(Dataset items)
---

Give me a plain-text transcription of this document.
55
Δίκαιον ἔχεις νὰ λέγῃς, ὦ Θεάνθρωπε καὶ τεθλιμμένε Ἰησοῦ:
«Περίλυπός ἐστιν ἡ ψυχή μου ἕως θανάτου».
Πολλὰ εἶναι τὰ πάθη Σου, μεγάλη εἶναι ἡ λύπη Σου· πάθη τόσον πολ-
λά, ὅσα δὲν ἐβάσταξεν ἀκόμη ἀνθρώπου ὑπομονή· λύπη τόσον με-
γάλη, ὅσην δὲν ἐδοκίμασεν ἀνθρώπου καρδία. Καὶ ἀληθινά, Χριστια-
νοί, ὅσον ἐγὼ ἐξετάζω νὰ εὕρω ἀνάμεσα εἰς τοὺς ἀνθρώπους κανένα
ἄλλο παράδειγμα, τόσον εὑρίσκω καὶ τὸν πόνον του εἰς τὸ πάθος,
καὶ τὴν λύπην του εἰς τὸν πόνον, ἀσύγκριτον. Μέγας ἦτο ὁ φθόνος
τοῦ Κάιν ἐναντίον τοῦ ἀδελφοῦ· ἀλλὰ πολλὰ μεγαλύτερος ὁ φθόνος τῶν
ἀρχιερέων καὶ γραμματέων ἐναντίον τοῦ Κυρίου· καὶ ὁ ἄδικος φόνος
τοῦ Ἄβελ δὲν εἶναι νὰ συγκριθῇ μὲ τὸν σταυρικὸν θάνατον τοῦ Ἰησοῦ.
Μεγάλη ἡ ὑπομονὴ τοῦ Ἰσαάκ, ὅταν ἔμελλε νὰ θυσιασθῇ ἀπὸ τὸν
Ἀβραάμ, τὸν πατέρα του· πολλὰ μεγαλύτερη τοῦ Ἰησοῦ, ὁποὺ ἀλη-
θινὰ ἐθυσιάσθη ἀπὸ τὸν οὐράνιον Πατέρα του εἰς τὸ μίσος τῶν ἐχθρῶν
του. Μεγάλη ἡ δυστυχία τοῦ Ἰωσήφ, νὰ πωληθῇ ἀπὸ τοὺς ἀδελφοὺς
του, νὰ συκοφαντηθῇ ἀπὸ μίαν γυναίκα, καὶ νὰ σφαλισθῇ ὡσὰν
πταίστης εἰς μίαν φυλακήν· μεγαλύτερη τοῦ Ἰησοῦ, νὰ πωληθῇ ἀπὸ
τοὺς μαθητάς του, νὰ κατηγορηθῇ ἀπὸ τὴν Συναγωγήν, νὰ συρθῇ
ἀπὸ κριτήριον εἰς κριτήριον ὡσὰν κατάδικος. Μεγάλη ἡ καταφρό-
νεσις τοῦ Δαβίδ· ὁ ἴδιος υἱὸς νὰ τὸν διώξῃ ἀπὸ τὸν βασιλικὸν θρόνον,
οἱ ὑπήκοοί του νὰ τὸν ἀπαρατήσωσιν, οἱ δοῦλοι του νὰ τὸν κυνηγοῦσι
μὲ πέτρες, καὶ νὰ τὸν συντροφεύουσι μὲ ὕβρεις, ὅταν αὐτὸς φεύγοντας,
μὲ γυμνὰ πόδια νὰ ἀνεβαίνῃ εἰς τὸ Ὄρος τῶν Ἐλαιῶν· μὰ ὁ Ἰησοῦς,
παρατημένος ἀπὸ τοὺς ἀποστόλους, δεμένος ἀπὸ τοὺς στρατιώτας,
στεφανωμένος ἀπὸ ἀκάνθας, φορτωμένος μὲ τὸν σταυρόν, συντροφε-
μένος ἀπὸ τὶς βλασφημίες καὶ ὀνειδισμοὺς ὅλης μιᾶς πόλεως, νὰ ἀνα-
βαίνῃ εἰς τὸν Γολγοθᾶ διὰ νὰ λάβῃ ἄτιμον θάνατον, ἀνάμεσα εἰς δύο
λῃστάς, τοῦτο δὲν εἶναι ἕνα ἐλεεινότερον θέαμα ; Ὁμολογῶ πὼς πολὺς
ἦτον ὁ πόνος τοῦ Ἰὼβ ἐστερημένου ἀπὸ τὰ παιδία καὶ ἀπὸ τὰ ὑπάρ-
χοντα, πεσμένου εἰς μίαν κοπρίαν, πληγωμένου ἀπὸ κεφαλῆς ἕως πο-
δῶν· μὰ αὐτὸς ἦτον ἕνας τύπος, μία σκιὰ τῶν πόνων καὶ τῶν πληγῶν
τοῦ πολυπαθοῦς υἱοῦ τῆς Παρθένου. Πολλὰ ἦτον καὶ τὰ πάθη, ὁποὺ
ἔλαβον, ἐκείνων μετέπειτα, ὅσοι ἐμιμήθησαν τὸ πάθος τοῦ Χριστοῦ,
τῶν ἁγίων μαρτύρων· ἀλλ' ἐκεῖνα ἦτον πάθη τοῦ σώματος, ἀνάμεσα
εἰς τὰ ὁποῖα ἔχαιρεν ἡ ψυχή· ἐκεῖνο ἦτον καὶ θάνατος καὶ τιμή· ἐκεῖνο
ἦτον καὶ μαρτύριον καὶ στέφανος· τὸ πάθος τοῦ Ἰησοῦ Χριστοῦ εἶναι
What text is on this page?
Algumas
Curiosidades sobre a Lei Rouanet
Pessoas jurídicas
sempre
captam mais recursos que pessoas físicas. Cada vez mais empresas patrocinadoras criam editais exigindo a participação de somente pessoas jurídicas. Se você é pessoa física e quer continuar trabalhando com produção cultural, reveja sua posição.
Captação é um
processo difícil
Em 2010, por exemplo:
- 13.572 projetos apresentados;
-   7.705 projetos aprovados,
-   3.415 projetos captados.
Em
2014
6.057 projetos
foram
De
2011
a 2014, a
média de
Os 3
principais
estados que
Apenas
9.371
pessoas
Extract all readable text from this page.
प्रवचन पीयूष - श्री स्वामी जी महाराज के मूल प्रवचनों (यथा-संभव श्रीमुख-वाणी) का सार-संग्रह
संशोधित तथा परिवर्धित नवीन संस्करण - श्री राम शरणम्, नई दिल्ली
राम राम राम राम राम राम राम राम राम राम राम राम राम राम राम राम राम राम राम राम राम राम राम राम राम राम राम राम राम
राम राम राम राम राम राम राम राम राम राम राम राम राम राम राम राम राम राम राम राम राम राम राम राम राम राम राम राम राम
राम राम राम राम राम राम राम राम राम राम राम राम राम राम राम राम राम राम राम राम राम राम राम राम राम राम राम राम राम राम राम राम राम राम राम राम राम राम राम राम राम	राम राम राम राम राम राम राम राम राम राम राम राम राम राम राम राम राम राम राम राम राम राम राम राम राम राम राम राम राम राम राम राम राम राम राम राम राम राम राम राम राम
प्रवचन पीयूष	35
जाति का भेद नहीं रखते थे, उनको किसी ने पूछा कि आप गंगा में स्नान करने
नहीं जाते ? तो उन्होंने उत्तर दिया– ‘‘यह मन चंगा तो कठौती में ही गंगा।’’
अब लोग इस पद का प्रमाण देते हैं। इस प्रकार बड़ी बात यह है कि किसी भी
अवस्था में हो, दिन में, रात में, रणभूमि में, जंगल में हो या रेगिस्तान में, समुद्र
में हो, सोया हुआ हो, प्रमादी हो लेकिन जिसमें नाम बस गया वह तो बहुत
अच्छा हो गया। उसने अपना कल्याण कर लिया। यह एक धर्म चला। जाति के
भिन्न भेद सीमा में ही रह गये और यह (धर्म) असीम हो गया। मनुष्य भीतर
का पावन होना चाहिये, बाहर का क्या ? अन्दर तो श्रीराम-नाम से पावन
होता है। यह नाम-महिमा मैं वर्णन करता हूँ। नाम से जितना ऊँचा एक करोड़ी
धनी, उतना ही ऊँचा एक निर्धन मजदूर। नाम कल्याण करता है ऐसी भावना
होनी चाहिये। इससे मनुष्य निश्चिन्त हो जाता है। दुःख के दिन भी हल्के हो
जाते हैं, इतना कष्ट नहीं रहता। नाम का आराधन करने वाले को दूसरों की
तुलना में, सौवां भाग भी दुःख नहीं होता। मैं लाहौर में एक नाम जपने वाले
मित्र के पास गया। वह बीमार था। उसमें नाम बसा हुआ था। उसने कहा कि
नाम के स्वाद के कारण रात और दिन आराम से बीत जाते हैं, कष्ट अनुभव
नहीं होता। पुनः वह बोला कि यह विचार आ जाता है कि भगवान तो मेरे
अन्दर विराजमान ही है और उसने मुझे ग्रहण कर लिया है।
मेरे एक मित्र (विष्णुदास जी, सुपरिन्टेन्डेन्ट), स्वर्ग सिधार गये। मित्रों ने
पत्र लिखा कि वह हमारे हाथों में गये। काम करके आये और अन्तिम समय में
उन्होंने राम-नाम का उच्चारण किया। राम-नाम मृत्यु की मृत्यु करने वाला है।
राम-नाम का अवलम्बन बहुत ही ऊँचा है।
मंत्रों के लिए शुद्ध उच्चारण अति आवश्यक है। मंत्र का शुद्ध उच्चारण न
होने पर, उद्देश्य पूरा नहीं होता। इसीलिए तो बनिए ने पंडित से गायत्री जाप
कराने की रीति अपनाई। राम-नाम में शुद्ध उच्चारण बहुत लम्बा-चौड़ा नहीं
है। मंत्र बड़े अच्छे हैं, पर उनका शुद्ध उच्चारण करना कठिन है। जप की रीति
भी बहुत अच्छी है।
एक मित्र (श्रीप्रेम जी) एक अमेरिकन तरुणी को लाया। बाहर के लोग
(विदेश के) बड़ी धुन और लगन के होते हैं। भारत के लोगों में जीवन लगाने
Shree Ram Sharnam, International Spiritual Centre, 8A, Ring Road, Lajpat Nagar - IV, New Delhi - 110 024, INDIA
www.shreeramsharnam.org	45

---

=== YOUR OBJECTIVE ===
Looking at the listing above, how many of its lines contain the string "αὐτὸς"? Give the number alone.

=== SOLUTION TO THIS EXERCISE ===
2